[start Items]
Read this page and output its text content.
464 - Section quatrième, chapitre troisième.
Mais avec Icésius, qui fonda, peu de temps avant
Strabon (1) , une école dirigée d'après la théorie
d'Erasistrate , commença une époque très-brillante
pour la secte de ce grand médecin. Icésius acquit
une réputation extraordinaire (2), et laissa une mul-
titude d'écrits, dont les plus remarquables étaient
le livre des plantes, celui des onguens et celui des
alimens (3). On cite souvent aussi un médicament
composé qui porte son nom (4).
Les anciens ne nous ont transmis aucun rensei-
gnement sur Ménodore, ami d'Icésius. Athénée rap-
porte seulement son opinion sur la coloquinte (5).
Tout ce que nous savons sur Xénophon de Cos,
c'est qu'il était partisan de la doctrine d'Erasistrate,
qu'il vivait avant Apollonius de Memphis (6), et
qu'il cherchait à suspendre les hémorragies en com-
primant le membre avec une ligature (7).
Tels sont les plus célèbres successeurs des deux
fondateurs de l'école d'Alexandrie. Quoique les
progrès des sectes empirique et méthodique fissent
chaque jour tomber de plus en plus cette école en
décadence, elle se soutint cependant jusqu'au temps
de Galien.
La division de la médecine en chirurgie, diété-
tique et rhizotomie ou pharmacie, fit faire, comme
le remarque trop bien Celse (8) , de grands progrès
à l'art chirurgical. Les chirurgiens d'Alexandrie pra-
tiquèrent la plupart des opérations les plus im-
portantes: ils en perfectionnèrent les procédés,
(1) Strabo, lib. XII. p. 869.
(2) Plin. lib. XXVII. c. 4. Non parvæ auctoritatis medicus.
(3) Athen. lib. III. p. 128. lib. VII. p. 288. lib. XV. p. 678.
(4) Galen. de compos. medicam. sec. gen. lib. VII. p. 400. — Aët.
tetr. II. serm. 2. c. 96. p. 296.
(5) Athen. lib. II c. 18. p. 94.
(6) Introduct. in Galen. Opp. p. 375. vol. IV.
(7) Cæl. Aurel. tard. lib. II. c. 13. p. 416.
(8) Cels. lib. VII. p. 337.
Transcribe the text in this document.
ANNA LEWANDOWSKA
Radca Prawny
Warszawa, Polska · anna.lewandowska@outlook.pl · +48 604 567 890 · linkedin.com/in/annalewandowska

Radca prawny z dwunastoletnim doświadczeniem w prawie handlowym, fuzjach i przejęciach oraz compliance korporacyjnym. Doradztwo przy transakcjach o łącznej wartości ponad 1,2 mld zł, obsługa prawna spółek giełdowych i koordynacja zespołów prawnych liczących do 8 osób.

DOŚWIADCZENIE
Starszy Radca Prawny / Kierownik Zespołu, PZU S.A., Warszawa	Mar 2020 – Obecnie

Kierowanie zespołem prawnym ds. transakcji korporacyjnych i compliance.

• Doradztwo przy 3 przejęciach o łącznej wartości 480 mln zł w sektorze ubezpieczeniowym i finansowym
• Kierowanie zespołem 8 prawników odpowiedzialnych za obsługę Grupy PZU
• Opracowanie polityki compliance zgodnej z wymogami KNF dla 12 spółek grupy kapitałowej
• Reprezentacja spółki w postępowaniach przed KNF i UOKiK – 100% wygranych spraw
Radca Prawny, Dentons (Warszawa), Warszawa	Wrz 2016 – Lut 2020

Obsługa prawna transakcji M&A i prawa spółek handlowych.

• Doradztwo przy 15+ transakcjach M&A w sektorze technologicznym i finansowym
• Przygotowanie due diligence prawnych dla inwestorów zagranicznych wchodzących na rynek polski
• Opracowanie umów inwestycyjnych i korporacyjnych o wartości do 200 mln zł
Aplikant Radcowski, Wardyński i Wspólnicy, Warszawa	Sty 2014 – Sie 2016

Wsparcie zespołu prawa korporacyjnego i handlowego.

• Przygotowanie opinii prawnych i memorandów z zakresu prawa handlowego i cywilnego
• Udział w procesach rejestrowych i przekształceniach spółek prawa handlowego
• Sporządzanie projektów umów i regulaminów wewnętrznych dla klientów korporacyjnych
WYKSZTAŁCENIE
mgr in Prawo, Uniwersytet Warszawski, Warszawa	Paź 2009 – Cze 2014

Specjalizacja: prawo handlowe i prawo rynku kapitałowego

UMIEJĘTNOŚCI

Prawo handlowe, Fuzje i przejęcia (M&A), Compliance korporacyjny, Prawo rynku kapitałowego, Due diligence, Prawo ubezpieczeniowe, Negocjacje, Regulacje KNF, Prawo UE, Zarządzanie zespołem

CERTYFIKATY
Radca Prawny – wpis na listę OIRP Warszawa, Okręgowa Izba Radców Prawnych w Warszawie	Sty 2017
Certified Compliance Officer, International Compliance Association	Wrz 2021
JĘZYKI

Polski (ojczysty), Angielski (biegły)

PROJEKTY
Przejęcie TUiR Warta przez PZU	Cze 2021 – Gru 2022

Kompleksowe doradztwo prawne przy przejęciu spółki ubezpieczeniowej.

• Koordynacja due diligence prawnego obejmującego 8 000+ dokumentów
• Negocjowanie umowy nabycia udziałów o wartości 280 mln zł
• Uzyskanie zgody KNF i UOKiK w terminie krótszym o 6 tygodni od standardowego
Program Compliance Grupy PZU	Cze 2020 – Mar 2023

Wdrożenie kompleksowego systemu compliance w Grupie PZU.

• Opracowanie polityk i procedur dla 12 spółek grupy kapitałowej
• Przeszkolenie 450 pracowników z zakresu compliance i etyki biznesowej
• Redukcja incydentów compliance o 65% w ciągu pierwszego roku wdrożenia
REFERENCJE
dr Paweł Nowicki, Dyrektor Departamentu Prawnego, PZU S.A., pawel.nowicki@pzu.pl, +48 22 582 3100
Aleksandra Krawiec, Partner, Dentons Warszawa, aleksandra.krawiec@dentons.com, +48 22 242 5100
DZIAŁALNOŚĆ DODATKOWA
[end Items]
Write out every line of the material again, exactly as it reads.

Read this page and output its text content.
464 - Section quatrième, chapitre troisième.
Mais avec Icésius, qui fonda, peu de temps avant
Strabon (1) , une école dirigée d'après la théorie
d'Erasistrate , commença une époque très-brillante
pour la secte de ce grand médecin. Icésius acquit
une réputation extraordinaire (2), et laissa une mul-
titude d'écrits, dont les plus remarquables étaient
le livre des plantes, celui des onguens et celui des
alimens (3). On cite souvent aussi un médicament
composé qui porte son nom (4).
Les anciens ne nous ont transmis aucun rensei-
gnement sur Ménodore, ami d'Icésius. Athénée rap-
porte seulement son opinion sur la coloquinte (5).
Tout ce que nous savons sur Xénophon de Cos,
c'est qu'il était partisan de la doctrine d'Erasistrate,
qu'il vivait avant Apollonius de Memphis (6), et
qu'il cherchait à suspendre les hémorragies en com-
primant le membre avec une ligature (7).
Tels sont les plus célèbres successeurs des deux
fondateurs de l'école d'Alexandrie. Quoique les
progrès des sectes empirique et méthodique fissent
chaque jour tomber de plus en plus cette école en
décadence, elle se soutint cependant jusqu'au temps
de Galien.
La division de la médecine en chirurgie, diété-
tique et rhizotomie ou pharmacie, fit faire, comme
le remarque trop bien Celse (8) , de grands progrès
à l'art chirurgical. Les chirurgiens d'Alexandrie pra-
tiquèrent la plupart des opérations les plus im-
portantes: ils en perfectionnèrent les procédés,
(1) Strabo, lib. XII. p. 869.
(2) Plin. lib. XXVII. c. 4. Non parvæ auctoritatis medicus.
(3) Athen. lib. III. p. 128. lib. VII. p. 288. lib. XV. p. 678.
(4) Galen. de compos. medicam. sec. gen. lib. VII. p. 400. — Aët.
tetr. II. serm. 2. c. 96. p. 296.
(5) Athen. lib. II c. 18. p. 94.
(6) Introduct. in Galen. Opp. p. 375. vol. IV.
(7) Cæl. Aurel. tard. lib. II. c. 13. p. 416.
(8) Cels. lib. VII. p. 337.
Transcribe the text in this document.
ANNA LEWANDOWSKA
Radca Prawny
Warszawa, Polska · anna.lewandowska@outlook.pl · +48 604 567 890 · linkedin.com/in/annalewandowska

Radca prawny z dwunastoletnim doświadczeniem w prawie handlowym, fuzjach i przejęciach oraz compliance korporacyjnym. Doradztwo przy transakcjach o łącznej wartości ponad 1,2 mld zł, obsługa prawna spółek giełdowych i koordynacja zespołów prawnych liczących do 8 osób.

DOŚWIADCZENIE
Starszy Radca Prawny / Kierownik Zespołu, PZU S.A., Warszawa	Mar 2020 – Obecnie

Kierowanie zespołem prawnym ds. transakcji korporacyjnych i compliance.

• Doradztwo przy 3 przejęciach o łącznej wartości 480 mln zł w sektorze ubezpieczeniowym i finansowym
• Kierowanie zespołem 8 prawników odpowiedzialnych za obsługę Grupy PZU
• Opracowanie polityki compliance zgodnej z wymogami KNF dla 12 spółek grupy kapitałowej
• Reprezentacja spółki w postępowaniach przed KNF i UOKiK – 100% wygranych spraw
Radca Prawny, Dentons (Warszawa), Warszawa	Wrz 2016 – Lut 2020

Obsługa prawna transakcji M&A i prawa spółek handlowych.

• Doradztwo przy 15+ transakcjach M&A w sektorze technologicznym i finansowym
• Przygotowanie due diligence prawnych dla inwestorów zagranicznych wchodzących na rynek polski
• Opracowanie umów inwestycyjnych i korporacyjnych o wartości do 200 mln zł
Aplikant Radcowski, Wardyński i Wspólnicy, Warszawa	Sty 2014 – Sie 2016

Wsparcie zespołu prawa korporacyjnego i handlowego.

• Przygotowanie opinii prawnych i memorandów z zakresu prawa handlowego i cywilnego
• Udział w procesach rejestrowych i przekształceniach spółek prawa handlowego
• Sporządzanie projektów umów i regulaminów wewnętrznych dla klientów korporacyjnych
WYKSZTAŁCENIE
mgr in Prawo, Uniwersytet Warszawski, Warszawa	Paź 2009 – Cze 2014

Specjalizacja: prawo handlowe i prawo rynku kapitałowego

UMIEJĘTNOŚCI

Prawo handlowe, Fuzje i przejęcia (M&A), Compliance korporacyjny, Prawo rynku kapitałowego, Due diligence, Prawo ubezpieczeniowe, Negocjacje, Regulacje KNF, Prawo UE, Zarządzanie zespołem

CERTYFIKATY
Radca Prawny – wpis na listę OIRP Warszawa, Okręgowa Izba Radców Prawnych w Warszawie	Sty 2017
Certified Compliance Officer, International Compliance Association	Wrz 2021
JĘZYKI

Polski (ojczysty), Angielski (biegły)

PROJEKTY
Przejęcie TUiR Warta przez PZU	Cze 2021 – Gru 2022

Kompleksowe doradztwo prawne przy przejęciu spółki ubezpieczeniowej.

• Koordynacja due diligence prawnego obejmującego 8 000+ dokumentów
• Negocjowanie umowy nabycia udziałów o wartości 280 mln zł
• Uzyskanie zgody KNF i UOKiK w terminie krótszym o 6 tygodni od standardowego
Program Compliance Grupy PZU	Cze 2020 – Mar 2023

Wdrożenie kompleksowego systemu compliance w Grupie PZU.

• Opracowanie polityk i procedur dla 12 spółek grupy kapitałowej
• Przeszkolenie 450 pracowników z zakresu compliance i etyki biznesowej
• Redukcja incydentów compliance o 65% w ciągu pierwszego roku wdrożenia
REFERENCJE
dr Paweł Nowicki, Dyrektor Departamentu Prawnego, PZU S.A., pawel.nowicki@pzu.pl, +48 22 582 3100
Aleksandra Krawiec, Partner, Dentons Warszawa, aleksandra.krawiec@dentons.com, +48 22 242 5100
DZIAŁALNOŚĆ DODATKOWA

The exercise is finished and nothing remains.